- **TASK DIRECTIONS**
Reproduce the data below line for line, without changing any wording or numbers, and omit the pictures.
*-*-*
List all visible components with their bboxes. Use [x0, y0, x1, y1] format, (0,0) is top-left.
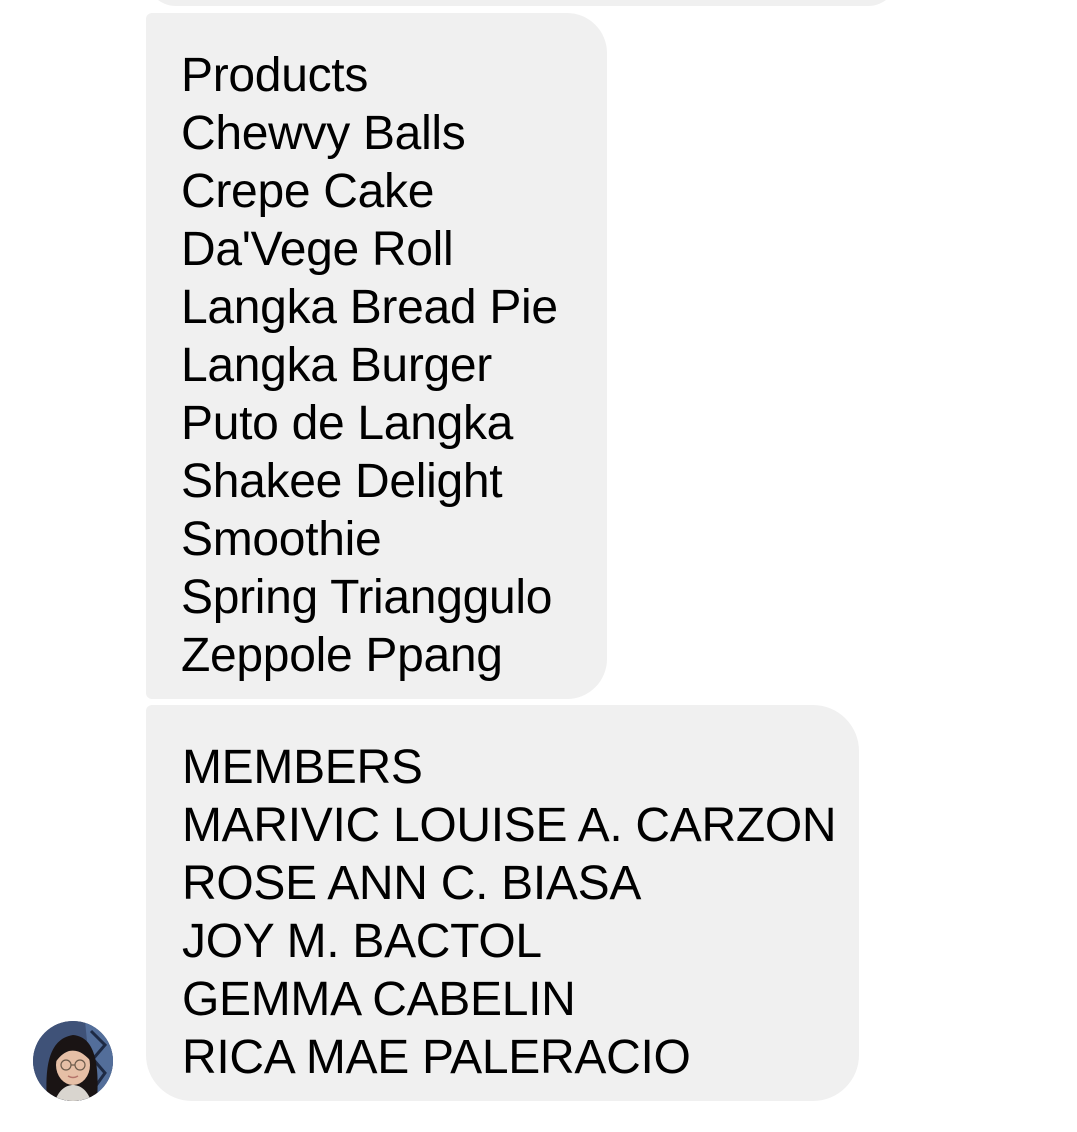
previous-message-bubble[interactable] [146, 0, 898, 6]
product-item: Crepe Cake [181, 165, 435, 218]
chat-thread: Products Chewvy Balls Crepe Cake Da'Vege… [0, 0, 1077, 1132]
product-item: Langka Bread Pie [181, 281, 558, 334]
product-item: Shakee Delight [181, 455, 503, 508]
member-item: ROSE ANN C. BIASA [182, 857, 642, 910]
product-item: Smoothie [181, 513, 382, 566]
products-message-bubble[interactable]: Products Chewvy Balls Crepe Cake Da'Vege… [146, 13, 607, 699]
product-item: Langka Burger [181, 339, 492, 392]
product-item: Spring Trianggulo [181, 571, 553, 624]
products-heading: Products [181, 49, 369, 102]
product-item: Da'Vege Roll [181, 223, 454, 276]
member-item: GEMMA CABELIN [182, 973, 576, 1026]
user-avatar-photo-icon [33, 1021, 113, 1101]
member-item: RICA MAE PALERACIO [182, 1031, 691, 1084]
members-message-bubble[interactable]: MEMBERS MARIVIC LOUISE A. CARZON ROSE AN… [146, 705, 859, 1101]
member-item: MARIVIC LOUISE A. CARZON [182, 799, 837, 852]
product-item: Zeppole Ppang [181, 629, 503, 682]
member-item: JOY M. BACTOL [182, 915, 542, 968]
product-item: Chewvy Balls [181, 107, 466, 160]
product-item: Puto de Langka [181, 397, 514, 450]
members-heading: MEMBERS [182, 741, 423, 794]
sender-avatar[interactable] [33, 1021, 113, 1101]
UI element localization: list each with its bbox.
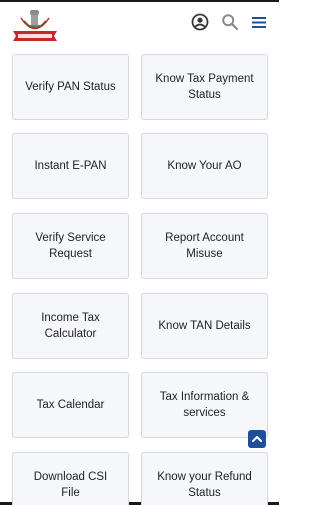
*-*-*
- **ANSWER IN FULL**
List all visible components with their bboxes. Use [x0, y0, x1, y1] format, (0,0) is top-left.
previous-message-bubble[interactable] [146, 0, 898, 6]
product-item: Crepe Cake [181, 165, 435, 218]
chat-thread: Products Chewvy Balls Crepe Cake Da'Vege… [0, 0, 1077, 1132]
product-item: Langka Bread Pie [181, 281, 558, 334]
product-item: Shakee Delight [181, 455, 503, 508]
member-item: ROSE ANN C. BIASA [182, 857, 642, 910]
product-item: Smoothie [181, 513, 382, 566]
products-message-bubble[interactable]: Products Chewvy Balls Crepe Cake Da'Vege… [146, 13, 607, 699]
product-item: Langka Burger [181, 339, 492, 392]
product-item: Spring Trianggulo [181, 571, 553, 624]
products-heading: Products [181, 49, 369, 102]
product-item: Da'Vege Roll [181, 223, 454, 276]
member-item: GEMMA CABELIN [182, 973, 576, 1026]
user-avatar-photo-icon [33, 1021, 113, 1101]
member-item: RICA MAE PALERACIO [182, 1031, 691, 1084]
members-message-bubble[interactable]: MEMBERS MARIVIC LOUISE A. CARZON ROSE AN… [146, 705, 859, 1101]
member-item: MARIVIC LOUISE A. CARZON [182, 799, 837, 852]
product-item: Zeppole Ppang [181, 629, 503, 682]
member-item: JOY M. BACTOL [182, 915, 542, 968]
product-item: Chewvy Balls [181, 107, 466, 160]
product-item: Puto de Langka [181, 397, 514, 450]
members-heading: MEMBERS [182, 741, 423, 794]
sender-avatar[interactable] [33, 1021, 113, 1101]
UI element localization: list each with its bbox.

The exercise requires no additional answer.